● **Items listed in a dataset**:

Start

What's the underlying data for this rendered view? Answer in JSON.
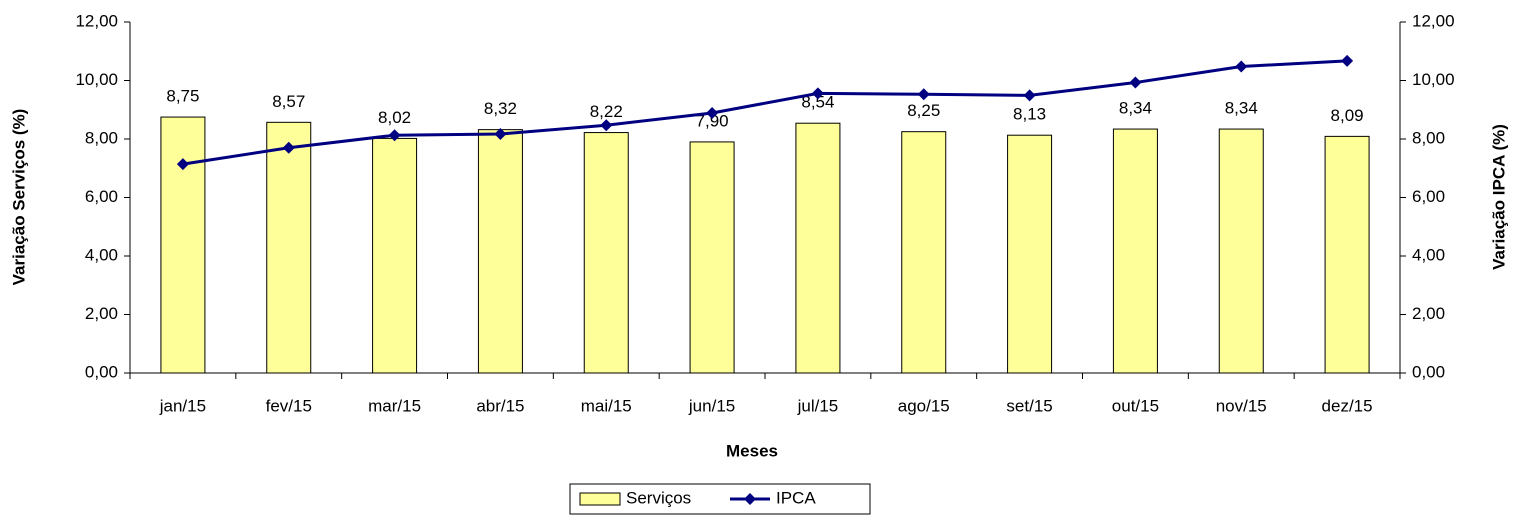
{
  "chart_data": {
    "type": "bar_line",
    "x_label": "Meses",
    "y_label": "Variação Serviços (%)",
    "y2_label": "Variação IPCA (%)",
    "categories": [
      "jan/15",
      "fev/15",
      "mar/15",
      "abr/15",
      "mai/15",
      "jun/15",
      "jul/15",
      "ago/15",
      "set/15",
      "out/15",
      "nov/15",
      "dez/15"
    ],
    "series": [
      {
        "name": "Serviços",
        "type": "bar",
        "color": "#ffff99",
        "values": [
          8.75,
          8.57,
          8.02,
          8.32,
          8.22,
          7.9,
          8.54,
          8.25,
          8.13,
          8.34,
          8.34,
          8.09
        ],
        "value_labels": [
          "8,75",
          "8,57",
          "8,02",
          "8,32",
          "8,22",
          "7,90",
          "8,54",
          "8,25",
          "8,13",
          "8,34",
          "8,34",
          "8,09"
        ]
      },
      {
        "name": "IPCA",
        "type": "line",
        "axis": "y2",
        "color": "#000080",
        "values": [
          7.14,
          7.7,
          8.13,
          8.17,
          8.47,
          8.89,
          9.56,
          9.53,
          9.49,
          9.93,
          10.48,
          10.67
        ]
      }
    ],
    "ylim": [
      0,
      12
    ],
    "yticks": [
      {
        "value": 0,
        "label": "0,00"
      },
      {
        "value": 2,
        "label": "2,00"
      },
      {
        "value": 4,
        "label": "4,00"
      },
      {
        "value": 6,
        "label": "6,00"
      },
      {
        "value": 8,
        "label": "8,00"
      },
      {
        "value": 10,
        "label": "10,00"
      },
      {
        "value": 12,
        "label": "12,00"
      }
    ],
    "y2lim": [
      0,
      12
    ],
    "y2ticks": [
      {
        "value": 0,
        "label": "0,00"
      },
      {
        "value": 2,
        "label": "2,00"
      },
      {
        "value": 4,
        "label": "4,00"
      },
      {
        "value": 6,
        "label": "6,00"
      },
      {
        "value": 8,
        "label": "8,00"
      },
      {
        "value": 10,
        "label": "10,00"
      },
      {
        "value": 12,
        "label": "12,00"
      }
    ],
    "grid": false,
    "legend": "bottom"
  }
}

End

Reproduce the records verbatim, omitting all images they contain.

● **THE COMPLETED TASK**:
What's the underlying data for this rendered view? Answer in JSON.
{
  "chart_data": {
    "type": "bar_line",
    "x_label": "Meses",
    "y_label": "Variação Serviços (%)",
    "y2_label": "Variação IPCA (%)",
    "categories": [
      "jan/15",
      "fev/15",
      "mar/15",
      "abr/15",
      "mai/15",
      "jun/15",
      "jul/15",
      "ago/15",
      "set/15",
      "out/15",
      "nov/15",
      "dez/15"
    ],
    "series": [
      {
        "name": "Serviços",
        "type": "bar",
        "color": "#ffff99",
        "values": [
          8.75,
          8.57,
          8.02,
          8.32,
          8.22,
          7.9,
          8.54,
          8.25,
          8.13,
          8.34,
          8.34,
          8.09
        ],
        "value_labels": [
          "8,75",
          "8,57",
          "8,02",
          "8,32",
          "8,22",
          "7,90",
          "8,54",
          "8,25",
          "8,13",
          "8,34",
          "8,34",
          "8,09"
        ]
      },
      {
        "name": "IPCA",
        "type": "line",
        "axis": "y2",
        "color": "#000080",
        "values": [
          7.14,
          7.7,
          8.13,
          8.17,
          8.47,
          8.89,
          9.56,
          9.53,
          9.49,
          9.93,
          10.48,
          10.67
        ]
      }
    ],
    "ylim": [
      0,
      12
    ],
    "yticks": [
      {
        "value": 0,
        "label": "0,00"
      },
      {
        "value": 2,
        "label": "2,00"
      },
      {
        "value": 4,
        "label": "4,00"
      },
      {
        "value": 6,
        "label": "6,00"
      },
      {
        "value": 8,
        "label": "8,00"
      },
      {
        "value": 10,
        "label": "10,00"
      },
      {
        "value": 12,
        "label": "12,00"
      }
    ],
    "y2lim": [
      0,
      12
    ],
    "y2ticks": [
      {
        "value": 0,
        "label": "0,00"
      },
      {
        "value": 2,
        "label": "2,00"
      },
      {
        "value": 4,
        "label": "4,00"
      },
      {
        "value": 6,
        "label": "6,00"
      },
      {
        "value": 8,
        "label": "8,00"
      },
      {
        "value": 10,
        "label": "10,00"
      },
      {
        "value": 12,
        "label": "12,00"
      }
    ],
    "grid": false,
    "legend": "bottom"
  }
}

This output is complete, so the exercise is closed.